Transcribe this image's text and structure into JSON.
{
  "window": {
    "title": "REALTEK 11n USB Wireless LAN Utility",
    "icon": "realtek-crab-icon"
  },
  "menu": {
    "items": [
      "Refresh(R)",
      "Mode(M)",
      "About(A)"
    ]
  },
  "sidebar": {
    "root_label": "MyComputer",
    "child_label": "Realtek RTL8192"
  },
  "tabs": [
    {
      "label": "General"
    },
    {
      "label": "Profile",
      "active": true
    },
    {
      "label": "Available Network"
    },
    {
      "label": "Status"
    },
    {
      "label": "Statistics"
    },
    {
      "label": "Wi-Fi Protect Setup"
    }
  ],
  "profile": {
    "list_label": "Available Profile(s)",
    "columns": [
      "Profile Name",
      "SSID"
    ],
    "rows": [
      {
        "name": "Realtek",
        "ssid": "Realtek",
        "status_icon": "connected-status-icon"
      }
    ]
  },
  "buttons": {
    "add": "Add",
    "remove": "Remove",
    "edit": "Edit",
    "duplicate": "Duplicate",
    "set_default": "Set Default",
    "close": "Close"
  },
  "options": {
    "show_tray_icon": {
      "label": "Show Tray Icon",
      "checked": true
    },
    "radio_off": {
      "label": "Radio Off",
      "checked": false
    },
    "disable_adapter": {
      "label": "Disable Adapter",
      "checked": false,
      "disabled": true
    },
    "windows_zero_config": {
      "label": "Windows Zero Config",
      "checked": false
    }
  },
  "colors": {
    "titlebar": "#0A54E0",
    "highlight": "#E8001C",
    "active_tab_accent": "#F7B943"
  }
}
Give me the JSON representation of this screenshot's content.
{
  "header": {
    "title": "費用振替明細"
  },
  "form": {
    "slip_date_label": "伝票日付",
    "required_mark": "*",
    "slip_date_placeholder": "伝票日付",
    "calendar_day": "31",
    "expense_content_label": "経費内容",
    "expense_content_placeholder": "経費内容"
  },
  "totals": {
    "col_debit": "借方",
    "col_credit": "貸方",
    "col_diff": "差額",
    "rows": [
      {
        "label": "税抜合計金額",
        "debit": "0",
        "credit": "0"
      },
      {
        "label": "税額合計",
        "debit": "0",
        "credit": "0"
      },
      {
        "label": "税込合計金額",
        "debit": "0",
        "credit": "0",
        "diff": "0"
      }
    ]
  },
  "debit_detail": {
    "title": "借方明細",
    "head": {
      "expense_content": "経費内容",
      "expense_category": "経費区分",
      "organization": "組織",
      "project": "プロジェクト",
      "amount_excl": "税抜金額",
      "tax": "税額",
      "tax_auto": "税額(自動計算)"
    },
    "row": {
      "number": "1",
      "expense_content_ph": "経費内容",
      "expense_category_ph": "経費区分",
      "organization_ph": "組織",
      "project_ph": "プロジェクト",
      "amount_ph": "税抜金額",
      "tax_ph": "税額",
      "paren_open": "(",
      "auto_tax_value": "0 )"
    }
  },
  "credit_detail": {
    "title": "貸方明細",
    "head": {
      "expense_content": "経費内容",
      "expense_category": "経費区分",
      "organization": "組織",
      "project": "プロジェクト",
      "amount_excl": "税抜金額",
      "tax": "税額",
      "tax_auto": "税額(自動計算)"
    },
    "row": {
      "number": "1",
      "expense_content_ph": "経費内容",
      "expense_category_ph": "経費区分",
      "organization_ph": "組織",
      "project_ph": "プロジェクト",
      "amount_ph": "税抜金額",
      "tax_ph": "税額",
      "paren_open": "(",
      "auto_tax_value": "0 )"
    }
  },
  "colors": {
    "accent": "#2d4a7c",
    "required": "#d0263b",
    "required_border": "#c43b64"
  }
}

• [SET EXERCISE] Where a line above contains the string "this", copy that line.

• [RESULT]
Transcribe this image's text and structure into JSON.
Give me the JSON representation of this screenshot's content.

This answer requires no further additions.